_Your instructions_: The entries are to be returned exactly, with images left out.
* START Records provided *
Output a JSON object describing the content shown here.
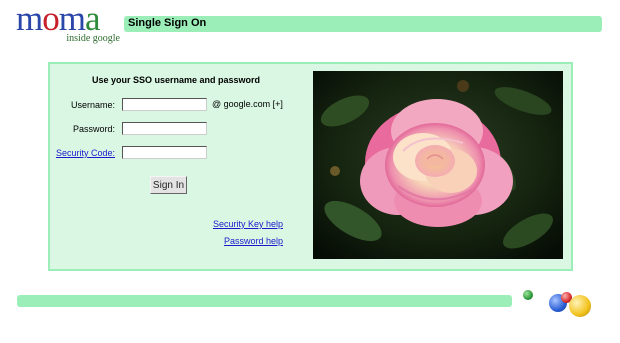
{
  "logo": {
    "letters": [
      {
        "char": "m",
        "color": "#2a46a8"
      },
      {
        "char": "o",
        "color": "#c8202a"
      },
      {
        "char": "m",
        "color": "#2a46a8"
      },
      {
        "char": "a",
        "color": "#2e8b3a"
      }
    ],
    "tagline": "inside google"
  },
  "header": {
    "title": "Single Sign On"
  },
  "form": {
    "heading": "Use your SSO username and password",
    "username_label": "Username:",
    "username_value": "",
    "domain_suffix": "@  google.com [+]",
    "password_label": "Password:",
    "password_value": "",
    "security_code_label": "Security Code:",
    "security_code_value": "",
    "signin_label": "Sign In"
  },
  "links": {
    "security_key_help": "Security Key help",
    "password_help": "Password help"
  },
  "colors": {
    "accent_bar": "#9beeb8",
    "panel_bg": "#d9f7e3",
    "link": "#1a1acc",
    "ball_blue": "#2a5fd6",
    "ball_red": "#d52b2b",
    "ball_yellow": "#f2c21b",
    "ball_green": "#2e9a3a"
  },
  "decor": {
    "photo_subject": "rose-photo",
    "balls": [
      "green-ball-icon",
      "blue-ball-icon",
      "red-ball-icon",
      "yellow-ball-icon"
    ]
  }
}
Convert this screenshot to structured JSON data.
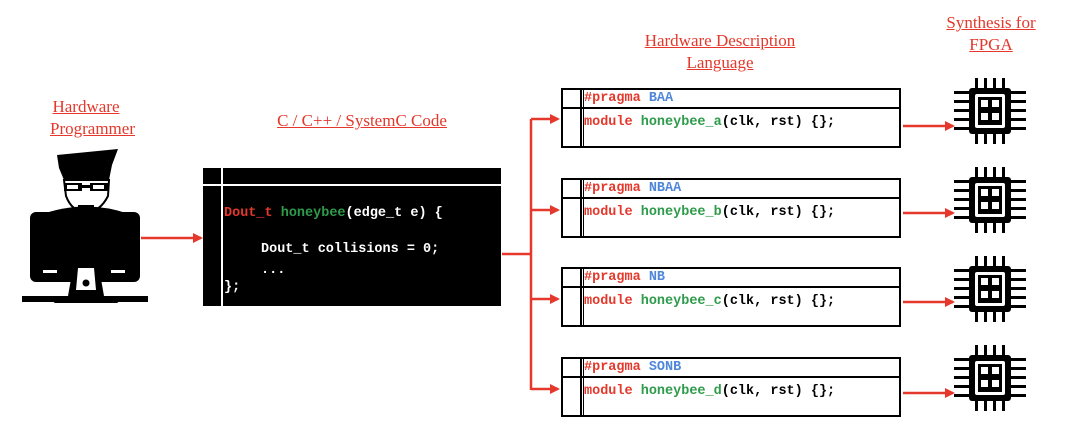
{
  "titles": {
    "programmer_line1": "Hardware",
    "programmer_line2": "Programmer",
    "code": "C / C++ / SystemC Code",
    "hdl_line1": "Hardware Description",
    "hdl_line2": "Language",
    "synth_line1": "Synthesis for",
    "synth_line2": "FPGA"
  },
  "code": {
    "sig_type": "Dout_t",
    "sig_name": "honeybee",
    "sig_rest": "(edge_t e) {",
    "line2": "Dout_t collisions = 0;",
    "line3": "...",
    "line4": "};"
  },
  "hdl_blocks": [
    {
      "pragma_kw": "#pragma",
      "pragma_val": "BAA",
      "mod_kw": "module",
      "mod_name": "honeybee_a",
      "mod_rest": "(clk, rst) {};"
    },
    {
      "pragma_kw": "#pragma",
      "pragma_val": "NBAA",
      "mod_kw": "module",
      "mod_name": "honeybee_b",
      "mod_rest": "(clk, rst) {};"
    },
    {
      "pragma_kw": "#pragma",
      "pragma_val": "NB",
      "mod_kw": "module",
      "mod_name": "honeybee_c",
      "mod_rest": "(clk, rst) {};"
    },
    {
      "pragma_kw": "#pragma",
      "pragma_val": "SONB",
      "mod_kw": "module",
      "mod_name": "honeybee_d",
      "mod_rest": "(clk, rst) {};"
    }
  ],
  "icons": {
    "programmer": "hacker-at-computer-icon",
    "chip": "fpga-chip-icon"
  },
  "colors": {
    "accent": "#e3382b",
    "keyword_green": "#2e9b4b",
    "keyword_blue": "#4f87d8",
    "text": "#000000"
  }
}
* END Records provided *
_Result below_:
Output a JSON object describing the content shown here.
{
  "logo": {
    "letters": [
      {
        "char": "m",
        "color": "#2a46a8"
      },
      {
        "char": "o",
        "color": "#c8202a"
      },
      {
        "char": "m",
        "color": "#2a46a8"
      },
      {
        "char": "a",
        "color": "#2e8b3a"
      }
    ],
    "tagline": "inside google"
  },
  "header": {
    "title": "Single Sign On"
  },
  "form": {
    "heading": "Use your SSO username and password",
    "username_label": "Username:",
    "username_value": "",
    "domain_suffix": "@  google.com [+]",
    "password_label": "Password:",
    "password_value": "",
    "security_code_label": "Security Code:",
    "security_code_value": "",
    "signin_label": "Sign In"
  },
  "links": {
    "security_key_help": "Security Key help",
    "password_help": "Password help"
  },
  "colors": {
    "accent_bar": "#9beeb8",
    "panel_bg": "#d9f7e3",
    "link": "#1a1acc",
    "ball_blue": "#2a5fd6",
    "ball_red": "#d52b2b",
    "ball_yellow": "#f2c21b",
    "ball_green": "#2e9a3a"
  },
  "decor": {
    "photo_subject": "rose-photo",
    "balls": [
      "green-ball-icon",
      "blue-ball-icon",
      "red-ball-icon",
      "yellow-ball-icon"
    ]
  }
}
Convert this screenshot to structured JSON data.
{
  "titles": {
    "programmer_line1": "Hardware",
    "programmer_line2": "Programmer",
    "code": "C / C++ / SystemC Code",
    "hdl_line1": "Hardware Description",
    "hdl_line2": "Language",
    "synth_line1": "Synthesis for",
    "synth_line2": "FPGA"
  },
  "code": {
    "sig_type": "Dout_t",
    "sig_name": "honeybee",
    "sig_rest": "(edge_t e) {",
    "line2": "Dout_t collisions = 0;",
    "line3": "...",
    "line4": "};"
  },
  "hdl_blocks": [
    {
      "pragma_kw": "#pragma",
      "pragma_val": "BAA",
      "mod_kw": "module",
      "mod_name": "honeybee_a",
      "mod_rest": "(clk, rst) {};"
    },
    {
      "pragma_kw": "#pragma",
      "pragma_val": "NBAA",
      "mod_kw": "module",
      "mod_name": "honeybee_b",
      "mod_rest": "(clk, rst) {};"
    },
    {
      "pragma_kw": "#pragma",
      "pragma_val": "NB",
      "mod_kw": "module",
      "mod_name": "honeybee_c",
      "mod_rest": "(clk, rst) {};"
    },
    {
      "pragma_kw": "#pragma",
      "pragma_val": "SONB",
      "mod_kw": "module",
      "mod_name": "honeybee_d",
      "mod_rest": "(clk, rst) {};"
    }
  ],
  "icons": {
    "programmer": "hacker-at-computer-icon",
    "chip": "fpga-chip-icon"
  },
  "colors": {
    "accent": "#e3382b",
    "keyword_green": "#2e9b4b",
    "keyword_blue": "#4f87d8",
    "text": "#000000"
  }
}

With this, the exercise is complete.